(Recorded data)

====================

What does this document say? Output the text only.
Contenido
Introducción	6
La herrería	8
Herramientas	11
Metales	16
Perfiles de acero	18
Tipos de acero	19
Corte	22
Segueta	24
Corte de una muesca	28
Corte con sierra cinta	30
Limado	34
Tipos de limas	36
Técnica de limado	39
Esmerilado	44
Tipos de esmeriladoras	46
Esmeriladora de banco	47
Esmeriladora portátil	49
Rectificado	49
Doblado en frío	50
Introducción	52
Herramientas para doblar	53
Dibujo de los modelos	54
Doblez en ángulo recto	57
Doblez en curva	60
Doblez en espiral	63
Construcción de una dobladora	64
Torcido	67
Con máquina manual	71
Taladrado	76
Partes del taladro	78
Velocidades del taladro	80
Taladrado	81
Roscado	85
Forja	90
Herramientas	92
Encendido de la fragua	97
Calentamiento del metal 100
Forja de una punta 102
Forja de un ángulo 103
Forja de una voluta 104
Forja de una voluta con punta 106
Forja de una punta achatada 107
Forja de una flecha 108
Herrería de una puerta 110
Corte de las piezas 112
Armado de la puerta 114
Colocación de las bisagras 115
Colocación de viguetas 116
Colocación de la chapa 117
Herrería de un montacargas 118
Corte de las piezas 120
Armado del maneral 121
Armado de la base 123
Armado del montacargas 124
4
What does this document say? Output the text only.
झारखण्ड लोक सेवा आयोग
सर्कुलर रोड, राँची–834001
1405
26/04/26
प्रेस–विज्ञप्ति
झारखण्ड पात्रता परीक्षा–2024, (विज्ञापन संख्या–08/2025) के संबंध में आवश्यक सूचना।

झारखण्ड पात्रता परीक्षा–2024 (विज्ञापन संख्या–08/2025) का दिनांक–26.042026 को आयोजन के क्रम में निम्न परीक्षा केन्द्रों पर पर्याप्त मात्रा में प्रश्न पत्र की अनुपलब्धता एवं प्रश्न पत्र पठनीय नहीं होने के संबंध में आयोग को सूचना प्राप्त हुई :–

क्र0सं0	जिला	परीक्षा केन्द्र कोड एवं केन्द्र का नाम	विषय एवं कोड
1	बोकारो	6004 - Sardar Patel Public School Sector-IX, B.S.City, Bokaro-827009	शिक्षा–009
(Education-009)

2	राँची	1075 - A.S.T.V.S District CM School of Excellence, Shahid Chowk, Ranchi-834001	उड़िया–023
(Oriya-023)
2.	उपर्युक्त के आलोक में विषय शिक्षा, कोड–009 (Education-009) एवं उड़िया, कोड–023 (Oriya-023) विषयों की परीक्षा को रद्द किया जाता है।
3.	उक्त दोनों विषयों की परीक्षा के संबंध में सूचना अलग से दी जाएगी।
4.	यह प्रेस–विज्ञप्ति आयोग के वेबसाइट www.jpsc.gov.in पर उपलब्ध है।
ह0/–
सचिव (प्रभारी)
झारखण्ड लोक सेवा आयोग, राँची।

====================

Short exercise
Using the listing above, reproduce each line without omission.

Result below
What does this document say? Output the text only.
Contenido
Introducción	6
La herrería	8
Herramientas	11
Metales	16
Perfiles de acero	18
Tipos de acero	19
Corte	22
Segueta	24
Corte de una muesca	28
Corte con sierra cinta	30
Limado	34
Tipos de limas	36
Técnica de limado	39
Esmerilado	44
Tipos de esmeriladoras	46
Esmeriladora de banco	47
Esmeriladora portátil	49
Rectificado	49
Doblado en frío	50
Introducción	52
Herramientas para doblar	53
Dibujo de los modelos	54
Doblez en ángulo recto	57
Doblez en curva	60
Doblez en espiral	63
Construcción de una dobladora	64
Torcido	67
Con máquina manual	71
Taladrado	76
Partes del taladro	78
Velocidades del taladro	80
Taladrado	81
Roscado	85
Forja	90
Herramientas	92
Encendido de la fragua	97
Calentamiento del metal 100
Forja de una punta 102
Forja de un ángulo 103
Forja de una voluta 104
Forja de una voluta con punta 106
Forja de una punta achatada 107
Forja de una flecha 108
Herrería de una puerta 110
Corte de las piezas 112
Armado de la puerta 114
Colocación de las bisagras 115
Colocación de viguetas 116
Colocación de la chapa 117
Herrería de un montacargas 118
Corte de las piezas 120
Armado del maneral 121
Armado de la base 123
Armado del montacargas 124
4
What does this document say? Output the text only.
झारखण्ड लोक सेवा आयोग
सर्कुलर रोड, राँची–834001
1405
26/04/26
प्रेस–विज्ञप्ति
झारखण्ड पात्रता परीक्षा–2024, (विज्ञापन संख्या–08/2025) के संबंध में आवश्यक सूचना।

झारखण्ड पात्रता परीक्षा–2024 (विज्ञापन संख्या–08/2025) का दिनांक–26.042026 को आयोजन के क्रम में निम्न परीक्षा केन्द्रों पर पर्याप्त मात्रा में प्रश्न पत्र की अनुपलब्धता एवं प्रश्न पत्र पठनीय नहीं होने के संबंध में आयोग को सूचना प्राप्त हुई :–

क्र0सं0	जिला	परीक्षा केन्द्र कोड एवं केन्द्र का नाम	विषय एवं कोड
1	बोकारो	6004 - Sardar Patel Public School Sector-IX, B.S.City, Bokaro-827009	शिक्षा–009
(Education-009)

2	राँची	1075 - A.S.T.V.S District CM School of Excellence, Shahid Chowk, Ranchi-834001	उड़िया–023
(Oriya-023)
2.	उपर्युक्त के आलोक में विषय शिक्षा, कोड–009 (Education-009) एवं उड़िया, कोड–023 (Oriya-023) विषयों की परीक्षा को रद्द किया जाता है।
3.	उक्त दोनों विषयों की परीक्षा के संबंध में सूचना अलग से दी जाएगी।
4.	यह प्रेस–विज्ञप्ति आयोग के वेबसाइट www.jpsc.gov.in पर उपलब्ध है।
ह0/–
सचिव (प्रभारी)
झारखण्ड लोक सेवा आयोग, राँची।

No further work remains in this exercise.